Directions. Exclude the pictures; give every entry again exactly as written.
** Begin Extracted information **
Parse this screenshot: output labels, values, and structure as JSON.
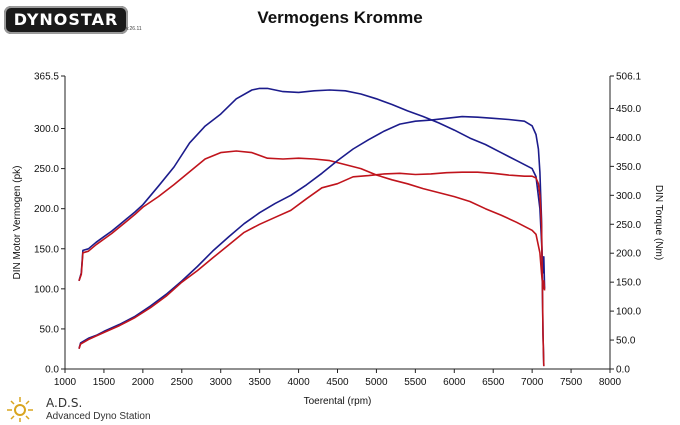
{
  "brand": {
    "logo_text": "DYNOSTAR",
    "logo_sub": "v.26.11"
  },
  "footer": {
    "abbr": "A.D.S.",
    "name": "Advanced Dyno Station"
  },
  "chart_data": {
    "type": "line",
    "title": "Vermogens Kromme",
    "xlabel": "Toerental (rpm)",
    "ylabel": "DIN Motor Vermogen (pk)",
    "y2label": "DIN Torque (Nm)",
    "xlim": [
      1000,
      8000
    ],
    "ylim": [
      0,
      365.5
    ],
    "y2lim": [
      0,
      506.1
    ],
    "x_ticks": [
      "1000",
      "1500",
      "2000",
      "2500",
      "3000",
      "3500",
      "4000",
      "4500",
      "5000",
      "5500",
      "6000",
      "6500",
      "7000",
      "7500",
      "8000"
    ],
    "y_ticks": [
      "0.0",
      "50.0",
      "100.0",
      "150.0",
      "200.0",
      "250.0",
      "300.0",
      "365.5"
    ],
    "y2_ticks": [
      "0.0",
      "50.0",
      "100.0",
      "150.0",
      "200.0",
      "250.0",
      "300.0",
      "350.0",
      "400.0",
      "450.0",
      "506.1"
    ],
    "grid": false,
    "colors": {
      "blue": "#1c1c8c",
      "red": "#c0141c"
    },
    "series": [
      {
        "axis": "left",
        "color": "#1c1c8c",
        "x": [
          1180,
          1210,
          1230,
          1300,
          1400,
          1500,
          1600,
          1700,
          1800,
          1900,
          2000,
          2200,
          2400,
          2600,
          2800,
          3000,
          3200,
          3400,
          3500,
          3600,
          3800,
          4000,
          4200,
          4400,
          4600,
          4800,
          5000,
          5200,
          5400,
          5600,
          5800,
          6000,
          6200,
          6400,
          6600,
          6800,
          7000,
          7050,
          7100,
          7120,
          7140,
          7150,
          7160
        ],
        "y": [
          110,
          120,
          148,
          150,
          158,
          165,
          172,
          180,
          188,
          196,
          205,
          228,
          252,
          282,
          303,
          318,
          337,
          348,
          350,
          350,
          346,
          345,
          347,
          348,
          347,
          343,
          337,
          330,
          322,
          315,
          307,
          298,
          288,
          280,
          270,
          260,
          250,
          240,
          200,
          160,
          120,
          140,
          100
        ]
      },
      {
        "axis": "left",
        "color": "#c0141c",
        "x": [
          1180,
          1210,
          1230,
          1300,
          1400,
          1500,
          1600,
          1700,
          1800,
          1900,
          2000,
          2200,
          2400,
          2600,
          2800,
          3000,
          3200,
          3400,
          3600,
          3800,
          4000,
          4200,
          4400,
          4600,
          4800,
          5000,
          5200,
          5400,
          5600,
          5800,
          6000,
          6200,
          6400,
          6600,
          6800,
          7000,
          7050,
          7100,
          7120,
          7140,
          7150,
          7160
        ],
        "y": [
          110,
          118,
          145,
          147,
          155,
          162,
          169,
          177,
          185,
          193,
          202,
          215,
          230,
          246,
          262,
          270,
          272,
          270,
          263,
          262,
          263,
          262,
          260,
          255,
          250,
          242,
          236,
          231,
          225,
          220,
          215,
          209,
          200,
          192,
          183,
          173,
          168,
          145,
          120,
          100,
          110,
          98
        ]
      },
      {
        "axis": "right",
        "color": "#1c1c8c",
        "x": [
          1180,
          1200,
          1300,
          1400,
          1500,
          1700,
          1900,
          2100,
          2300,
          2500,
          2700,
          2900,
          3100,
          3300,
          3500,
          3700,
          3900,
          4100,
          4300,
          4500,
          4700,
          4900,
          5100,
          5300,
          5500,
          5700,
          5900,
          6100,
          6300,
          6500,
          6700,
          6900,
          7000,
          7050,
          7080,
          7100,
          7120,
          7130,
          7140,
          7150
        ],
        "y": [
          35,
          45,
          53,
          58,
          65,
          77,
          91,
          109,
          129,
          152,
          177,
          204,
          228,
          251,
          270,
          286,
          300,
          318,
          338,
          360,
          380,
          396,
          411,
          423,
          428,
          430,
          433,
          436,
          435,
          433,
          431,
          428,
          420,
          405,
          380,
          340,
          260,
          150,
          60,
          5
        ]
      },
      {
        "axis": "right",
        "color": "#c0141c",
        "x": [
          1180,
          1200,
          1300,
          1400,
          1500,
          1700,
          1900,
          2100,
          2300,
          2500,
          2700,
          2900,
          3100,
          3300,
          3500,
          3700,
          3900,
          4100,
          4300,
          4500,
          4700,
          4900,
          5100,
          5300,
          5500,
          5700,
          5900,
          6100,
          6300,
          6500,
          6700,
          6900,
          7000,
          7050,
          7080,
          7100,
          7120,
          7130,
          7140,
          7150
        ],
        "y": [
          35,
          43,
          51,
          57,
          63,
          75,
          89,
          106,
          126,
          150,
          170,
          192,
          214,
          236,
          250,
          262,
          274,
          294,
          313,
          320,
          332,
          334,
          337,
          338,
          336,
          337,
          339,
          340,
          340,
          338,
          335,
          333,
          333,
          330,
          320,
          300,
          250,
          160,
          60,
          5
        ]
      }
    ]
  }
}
** End Extracted information **
Result below.
Parse this screenshot: output labels, values, and structure as JSON.
{
  "brand": {
    "logo_text": "DYNOSTAR",
    "logo_sub": "v.26.11"
  },
  "footer": {
    "abbr": "A.D.S.",
    "name": "Advanced Dyno Station"
  },
  "chart_data": {
    "type": "line",
    "title": "Vermogens Kromme",
    "xlabel": "Toerental (rpm)",
    "ylabel": "DIN Motor Vermogen (pk)",
    "y2label": "DIN Torque (Nm)",
    "xlim": [
      1000,
      8000
    ],
    "ylim": [
      0,
      365.5
    ],
    "y2lim": [
      0,
      506.1
    ],
    "x_ticks": [
      "1000",
      "1500",
      "2000",
      "2500",
      "3000",
      "3500",
      "4000",
      "4500",
      "5000",
      "5500",
      "6000",
      "6500",
      "7000",
      "7500",
      "8000"
    ],
    "y_ticks": [
      "0.0",
      "50.0",
      "100.0",
      "150.0",
      "200.0",
      "250.0",
      "300.0",
      "365.5"
    ],
    "y2_ticks": [
      "0.0",
      "50.0",
      "100.0",
      "150.0",
      "200.0",
      "250.0",
      "300.0",
      "350.0",
      "400.0",
      "450.0",
      "506.1"
    ],
    "grid": false,
    "colors": {
      "blue": "#1c1c8c",
      "red": "#c0141c"
    },
    "series": [
      {
        "axis": "left",
        "color": "#1c1c8c",
        "x": [
          1180,
          1210,
          1230,
          1300,
          1400,
          1500,
          1600,
          1700,
          1800,
          1900,
          2000,
          2200,
          2400,
          2600,
          2800,
          3000,
          3200,
          3400,
          3500,
          3600,
          3800,
          4000,
          4200,
          4400,
          4600,
          4800,
          5000,
          5200,
          5400,
          5600,
          5800,
          6000,
          6200,
          6400,
          6600,
          6800,
          7000,
          7050,
          7100,
          7120,
          7140,
          7150,
          7160
        ],
        "y": [
          110,
          120,
          148,
          150,
          158,
          165,
          172,
          180,
          188,
          196,
          205,
          228,
          252,
          282,
          303,
          318,
          337,
          348,
          350,
          350,
          346,
          345,
          347,
          348,
          347,
          343,
          337,
          330,
          322,
          315,
          307,
          298,
          288,
          280,
          270,
          260,
          250,
          240,
          200,
          160,
          120,
          140,
          100
        ]
      },
      {
        "axis": "left",
        "color": "#c0141c",
        "x": [
          1180,
          1210,
          1230,
          1300,
          1400,
          1500,
          1600,
          1700,
          1800,
          1900,
          2000,
          2200,
          2400,
          2600,
          2800,
          3000,
          3200,
          3400,
          3600,
          3800,
          4000,
          4200,
          4400,
          4600,
          4800,
          5000,
          5200,
          5400,
          5600,
          5800,
          6000,
          6200,
          6400,
          6600,
          6800,
          7000,
          7050,
          7100,
          7120,
          7140,
          7150,
          7160
        ],
        "y": [
          110,
          118,
          145,
          147,
          155,
          162,
          169,
          177,
          185,
          193,
          202,
          215,
          230,
          246,
          262,
          270,
          272,
          270,
          263,
          262,
          263,
          262,
          260,
          255,
          250,
          242,
          236,
          231,
          225,
          220,
          215,
          209,
          200,
          192,
          183,
          173,
          168,
          145,
          120,
          100,
          110,
          98
        ]
      },
      {
        "axis": "right",
        "color": "#1c1c8c",
        "x": [
          1180,
          1200,
          1300,
          1400,
          1500,
          1700,
          1900,
          2100,
          2300,
          2500,
          2700,
          2900,
          3100,
          3300,
          3500,
          3700,
          3900,
          4100,
          4300,
          4500,
          4700,
          4900,
          5100,
          5300,
          5500,
          5700,
          5900,
          6100,
          6300,
          6500,
          6700,
          6900,
          7000,
          7050,
          7080,
          7100,
          7120,
          7130,
          7140,
          7150
        ],
        "y": [
          35,
          45,
          53,
          58,
          65,
          77,
          91,
          109,
          129,
          152,
          177,
          204,
          228,
          251,
          270,
          286,
          300,
          318,
          338,
          360,
          380,
          396,
          411,
          423,
          428,
          430,
          433,
          436,
          435,
          433,
          431,
          428,
          420,
          405,
          380,
          340,
          260,
          150,
          60,
          5
        ]
      },
      {
        "axis": "right",
        "color": "#c0141c",
        "x": [
          1180,
          1200,
          1300,
          1400,
          1500,
          1700,
          1900,
          2100,
          2300,
          2500,
          2700,
          2900,
          3100,
          3300,
          3500,
          3700,
          3900,
          4100,
          4300,
          4500,
          4700,
          4900,
          5100,
          5300,
          5500,
          5700,
          5900,
          6100,
          6300,
          6500,
          6700,
          6900,
          7000,
          7050,
          7080,
          7100,
          7120,
          7130,
          7140,
          7150
        ],
        "y": [
          35,
          43,
          51,
          57,
          63,
          75,
          89,
          106,
          126,
          150,
          170,
          192,
          214,
          236,
          250,
          262,
          274,
          294,
          313,
          320,
          332,
          334,
          337,
          338,
          336,
          337,
          339,
          340,
          340,
          338,
          335,
          333,
          333,
          330,
          320,
          300,
          250,
          160,
          60,
          5
        ]
      }
    ]
  }
}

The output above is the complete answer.